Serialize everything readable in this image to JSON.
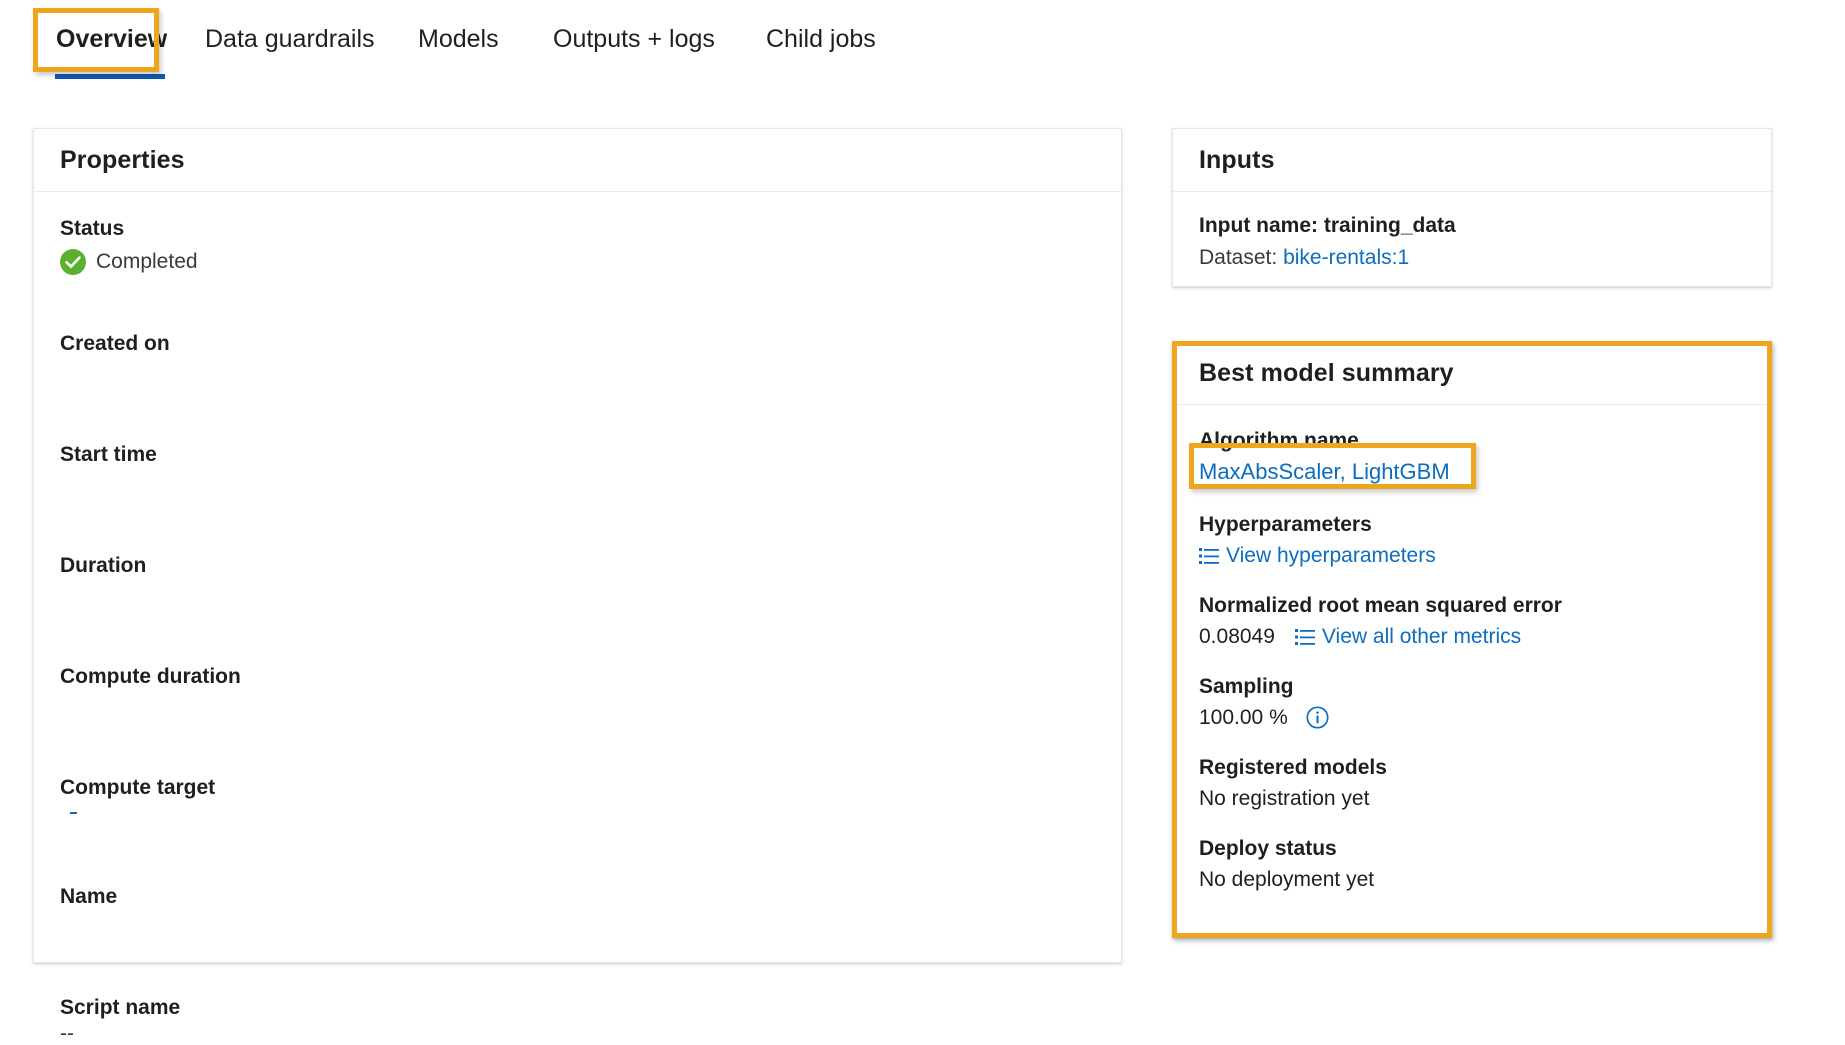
{
  "tabs": [
    {
      "label": "Overview",
      "selected": true
    },
    {
      "label": "Data guardrails",
      "selected": false
    },
    {
      "label": "Models",
      "selected": false
    },
    {
      "label": "Outputs + logs",
      "selected": false
    },
    {
      "label": "Child jobs",
      "selected": false
    }
  ],
  "colors": {
    "annotation_orange": "#eca620",
    "tab_underline_blue": "#0f5bb5",
    "link_blue": "#0f6cbd",
    "status_green": "#5cb030"
  },
  "properties": {
    "title": "Properties",
    "rows": [
      {
        "label": "Status",
        "value": "Completed",
        "icon": "check-circle-icon"
      },
      {
        "label": "Created on",
        "value": ""
      },
      {
        "label": "Start time",
        "value": ""
      },
      {
        "label": "Duration",
        "value": ""
      },
      {
        "label": "Compute duration",
        "value": ""
      },
      {
        "label": "Compute target",
        "value": ""
      },
      {
        "label": "Name",
        "value": ""
      },
      {
        "label": "Script name",
        "value": "--"
      }
    ]
  },
  "inputs": {
    "title": "Inputs",
    "input_name_label": "Input name: training_data",
    "dataset_label": "Dataset:",
    "dataset_link": "bike-rentals:1"
  },
  "best_model": {
    "title": "Best model summary",
    "algorithm_label": "Algorithm name",
    "algorithm_value": "MaxAbsScaler, LightGBM",
    "hyperparameters_label": "Hyperparameters",
    "hyperparameters_link": "View hyperparameters",
    "hyperparameters_icon": "bulleted-list-icon",
    "metric_label": "Normalized root mean squared error",
    "metric_value": "0.08049",
    "metrics_link": "View all other metrics",
    "metrics_icon": "bulleted-list-icon",
    "sampling_label": "Sampling",
    "sampling_value": "100.00 %",
    "sampling_icon": "info-circle-icon",
    "registered_models_label": "Registered models",
    "registered_models_value": "No registration yet",
    "deploy_status_label": "Deploy status",
    "deploy_status_value": "No deployment yet"
  }
}
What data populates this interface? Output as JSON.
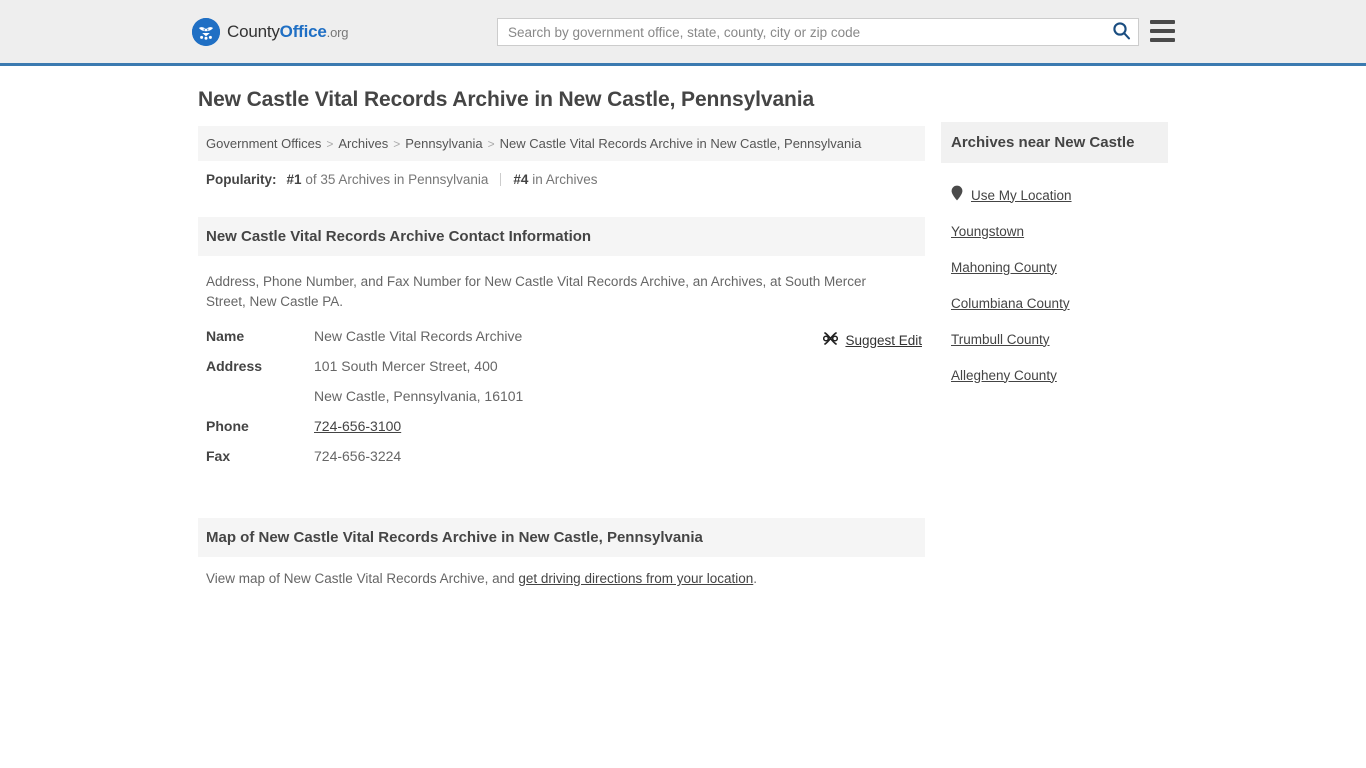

> **Problem to work on**
Take the data above and repeat it exactly, leaving each picture out.

> **Solution for this task**
Serialize everything readable in this image to JSON.
{
  "tabs": [
    {
      "label": "Overview",
      "selected": true
    },
    {
      "label": "Data guardrails",
      "selected": false
    },
    {
      "label": "Models",
      "selected": false
    },
    {
      "label": "Outputs + logs",
      "selected": false
    },
    {
      "label": "Child jobs",
      "selected": false
    }
  ],
  "colors": {
    "annotation_orange": "#eca620",
    "tab_underline_blue": "#0f5bb5",
    "link_blue": "#0f6cbd",
    "status_green": "#5cb030"
  },
  "properties": {
    "title": "Properties",
    "rows": [
      {
        "label": "Status",
        "value": "Completed",
        "icon": "check-circle-icon"
      },
      {
        "label": "Created on",
        "value": ""
      },
      {
        "label": "Start time",
        "value": ""
      },
      {
        "label": "Duration",
        "value": ""
      },
      {
        "label": "Compute duration",
        "value": ""
      },
      {
        "label": "Compute target",
        "value": ""
      },
      {
        "label": "Name",
        "value": ""
      },
      {
        "label": "Script name",
        "value": "--"
      }
    ]
  },
  "inputs": {
    "title": "Inputs",
    "input_name_label": "Input name: training_data",
    "dataset_label": "Dataset:",
    "dataset_link": "bike-rentals:1"
  },
  "best_model": {
    "title": "Best model summary",
    "algorithm_label": "Algorithm name",
    "algorithm_value": "MaxAbsScaler, LightGBM",
    "hyperparameters_label": "Hyperparameters",
    "hyperparameters_link": "View hyperparameters",
    "hyperparameters_icon": "bulleted-list-icon",
    "metric_label": "Normalized root mean squared error",
    "metric_value": "0.08049",
    "metrics_link": "View all other metrics",
    "metrics_icon": "bulleted-list-icon",
    "sampling_label": "Sampling",
    "sampling_value": "100.00 %",
    "sampling_icon": "info-circle-icon",
    "registered_models_label": "Registered models",
    "registered_models_value": "No registration yet",
    "deploy_status_label": "Deploy status",
    "deploy_status_value": "No deployment yet"
  }
}
What data populates this interface? Output as JSON.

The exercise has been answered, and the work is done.